### What you should do
Give the number of lines that contain the string "Політичної", and nothing else.

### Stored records
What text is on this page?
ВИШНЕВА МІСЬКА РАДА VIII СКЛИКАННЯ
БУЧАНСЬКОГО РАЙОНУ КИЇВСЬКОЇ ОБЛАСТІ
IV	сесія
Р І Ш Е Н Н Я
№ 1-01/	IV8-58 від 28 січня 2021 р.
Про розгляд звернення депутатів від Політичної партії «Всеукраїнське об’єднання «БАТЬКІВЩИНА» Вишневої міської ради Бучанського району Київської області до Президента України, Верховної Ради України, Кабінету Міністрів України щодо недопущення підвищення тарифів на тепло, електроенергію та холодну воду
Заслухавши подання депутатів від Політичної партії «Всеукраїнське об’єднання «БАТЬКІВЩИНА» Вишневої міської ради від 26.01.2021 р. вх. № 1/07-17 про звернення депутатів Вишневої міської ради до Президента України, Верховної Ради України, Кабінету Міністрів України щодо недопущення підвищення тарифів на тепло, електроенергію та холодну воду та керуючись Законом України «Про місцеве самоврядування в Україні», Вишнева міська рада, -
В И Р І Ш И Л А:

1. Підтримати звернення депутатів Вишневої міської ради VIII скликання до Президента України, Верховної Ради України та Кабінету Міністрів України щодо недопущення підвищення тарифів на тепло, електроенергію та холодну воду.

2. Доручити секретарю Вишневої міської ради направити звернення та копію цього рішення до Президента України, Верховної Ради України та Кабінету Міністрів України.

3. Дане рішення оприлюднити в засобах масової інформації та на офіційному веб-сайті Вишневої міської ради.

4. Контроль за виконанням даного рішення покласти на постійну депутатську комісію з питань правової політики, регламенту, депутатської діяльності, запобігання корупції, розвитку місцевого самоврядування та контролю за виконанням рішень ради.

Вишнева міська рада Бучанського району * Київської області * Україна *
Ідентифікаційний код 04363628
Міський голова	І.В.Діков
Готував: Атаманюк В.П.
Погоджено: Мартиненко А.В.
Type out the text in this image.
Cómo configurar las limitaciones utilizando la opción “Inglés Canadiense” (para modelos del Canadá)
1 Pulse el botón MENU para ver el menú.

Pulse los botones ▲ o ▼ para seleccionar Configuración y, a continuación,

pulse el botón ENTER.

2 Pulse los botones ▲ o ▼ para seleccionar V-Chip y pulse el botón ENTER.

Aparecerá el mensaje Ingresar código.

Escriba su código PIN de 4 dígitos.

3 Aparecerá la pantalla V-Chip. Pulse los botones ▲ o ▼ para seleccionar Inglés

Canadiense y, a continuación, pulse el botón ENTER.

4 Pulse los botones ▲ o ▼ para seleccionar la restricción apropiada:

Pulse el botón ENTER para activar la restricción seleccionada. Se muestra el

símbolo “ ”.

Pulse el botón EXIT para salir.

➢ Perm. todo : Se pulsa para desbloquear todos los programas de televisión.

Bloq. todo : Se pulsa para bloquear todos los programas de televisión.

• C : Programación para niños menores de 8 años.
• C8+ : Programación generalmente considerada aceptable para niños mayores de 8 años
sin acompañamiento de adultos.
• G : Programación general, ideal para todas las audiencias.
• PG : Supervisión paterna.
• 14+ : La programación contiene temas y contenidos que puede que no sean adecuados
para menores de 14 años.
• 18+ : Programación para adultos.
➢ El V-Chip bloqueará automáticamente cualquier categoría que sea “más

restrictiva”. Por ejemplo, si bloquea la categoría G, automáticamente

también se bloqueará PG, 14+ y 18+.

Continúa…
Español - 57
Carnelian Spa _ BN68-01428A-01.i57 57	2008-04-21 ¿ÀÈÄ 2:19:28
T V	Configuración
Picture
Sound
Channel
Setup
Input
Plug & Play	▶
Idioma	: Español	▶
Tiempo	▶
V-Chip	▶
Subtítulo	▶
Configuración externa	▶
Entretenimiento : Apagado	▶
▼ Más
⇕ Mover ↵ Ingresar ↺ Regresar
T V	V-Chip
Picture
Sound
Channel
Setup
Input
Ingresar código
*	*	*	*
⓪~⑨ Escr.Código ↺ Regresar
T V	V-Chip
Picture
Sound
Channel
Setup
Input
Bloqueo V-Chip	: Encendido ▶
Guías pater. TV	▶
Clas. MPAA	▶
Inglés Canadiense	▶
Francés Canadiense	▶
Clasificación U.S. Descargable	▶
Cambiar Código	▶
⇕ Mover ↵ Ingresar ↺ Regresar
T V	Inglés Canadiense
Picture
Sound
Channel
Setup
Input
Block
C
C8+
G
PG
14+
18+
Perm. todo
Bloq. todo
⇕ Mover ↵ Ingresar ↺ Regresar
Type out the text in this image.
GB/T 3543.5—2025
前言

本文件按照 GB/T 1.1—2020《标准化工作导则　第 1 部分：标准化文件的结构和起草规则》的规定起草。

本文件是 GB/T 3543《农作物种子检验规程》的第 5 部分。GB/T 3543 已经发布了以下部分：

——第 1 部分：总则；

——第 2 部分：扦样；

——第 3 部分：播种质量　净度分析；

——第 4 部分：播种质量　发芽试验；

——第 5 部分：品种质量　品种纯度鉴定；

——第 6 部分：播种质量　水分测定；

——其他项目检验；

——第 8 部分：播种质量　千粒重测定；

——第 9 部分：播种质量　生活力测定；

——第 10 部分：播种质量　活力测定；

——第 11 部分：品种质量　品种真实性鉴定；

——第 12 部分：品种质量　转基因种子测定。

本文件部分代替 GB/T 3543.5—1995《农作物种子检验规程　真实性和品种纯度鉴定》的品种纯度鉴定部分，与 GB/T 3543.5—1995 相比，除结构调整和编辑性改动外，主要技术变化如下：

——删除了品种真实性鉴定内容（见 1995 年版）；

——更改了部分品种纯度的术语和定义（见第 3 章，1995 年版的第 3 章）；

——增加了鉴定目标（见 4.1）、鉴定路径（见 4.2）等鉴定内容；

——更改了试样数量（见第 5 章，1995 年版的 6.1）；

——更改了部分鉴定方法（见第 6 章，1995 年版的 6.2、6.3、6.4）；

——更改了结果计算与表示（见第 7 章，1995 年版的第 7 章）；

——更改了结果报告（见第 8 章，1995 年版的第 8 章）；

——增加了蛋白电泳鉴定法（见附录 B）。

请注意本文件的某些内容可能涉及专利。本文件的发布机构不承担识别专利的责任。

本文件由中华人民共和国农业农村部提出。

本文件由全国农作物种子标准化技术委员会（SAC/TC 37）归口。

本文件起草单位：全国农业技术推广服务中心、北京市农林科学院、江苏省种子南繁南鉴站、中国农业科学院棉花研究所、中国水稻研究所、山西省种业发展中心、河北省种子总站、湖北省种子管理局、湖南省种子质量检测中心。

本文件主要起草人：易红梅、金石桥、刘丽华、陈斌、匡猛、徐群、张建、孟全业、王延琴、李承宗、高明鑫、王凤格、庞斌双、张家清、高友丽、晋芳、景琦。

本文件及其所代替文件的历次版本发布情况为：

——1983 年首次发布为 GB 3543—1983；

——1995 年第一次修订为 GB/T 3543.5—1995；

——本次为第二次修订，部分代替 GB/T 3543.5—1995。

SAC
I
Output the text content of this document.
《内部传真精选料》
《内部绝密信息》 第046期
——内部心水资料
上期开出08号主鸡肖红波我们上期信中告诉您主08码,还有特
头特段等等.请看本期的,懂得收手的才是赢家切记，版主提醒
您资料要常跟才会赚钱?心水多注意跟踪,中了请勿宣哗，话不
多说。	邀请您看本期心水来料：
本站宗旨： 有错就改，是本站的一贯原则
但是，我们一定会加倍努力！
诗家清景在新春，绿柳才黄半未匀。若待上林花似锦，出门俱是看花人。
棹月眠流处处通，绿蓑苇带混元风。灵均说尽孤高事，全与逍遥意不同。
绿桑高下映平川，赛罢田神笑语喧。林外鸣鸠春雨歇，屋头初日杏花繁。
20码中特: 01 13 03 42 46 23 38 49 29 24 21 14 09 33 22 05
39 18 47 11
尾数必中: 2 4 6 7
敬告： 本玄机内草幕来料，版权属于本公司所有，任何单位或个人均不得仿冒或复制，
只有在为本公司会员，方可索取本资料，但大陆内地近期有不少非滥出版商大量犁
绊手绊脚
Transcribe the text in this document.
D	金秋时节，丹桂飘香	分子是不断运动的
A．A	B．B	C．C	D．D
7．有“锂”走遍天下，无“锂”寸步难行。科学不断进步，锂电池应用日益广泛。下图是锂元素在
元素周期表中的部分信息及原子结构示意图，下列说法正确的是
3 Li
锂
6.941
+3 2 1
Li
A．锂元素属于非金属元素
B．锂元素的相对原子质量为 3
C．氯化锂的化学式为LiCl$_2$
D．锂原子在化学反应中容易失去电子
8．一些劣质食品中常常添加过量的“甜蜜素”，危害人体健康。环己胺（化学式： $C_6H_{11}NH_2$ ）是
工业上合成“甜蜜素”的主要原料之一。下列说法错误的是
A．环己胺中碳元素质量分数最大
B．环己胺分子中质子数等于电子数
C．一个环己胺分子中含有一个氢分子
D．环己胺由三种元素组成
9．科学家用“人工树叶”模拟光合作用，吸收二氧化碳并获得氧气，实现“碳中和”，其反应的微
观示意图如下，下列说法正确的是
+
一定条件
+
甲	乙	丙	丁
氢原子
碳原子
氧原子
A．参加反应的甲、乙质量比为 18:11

### Correct answer
2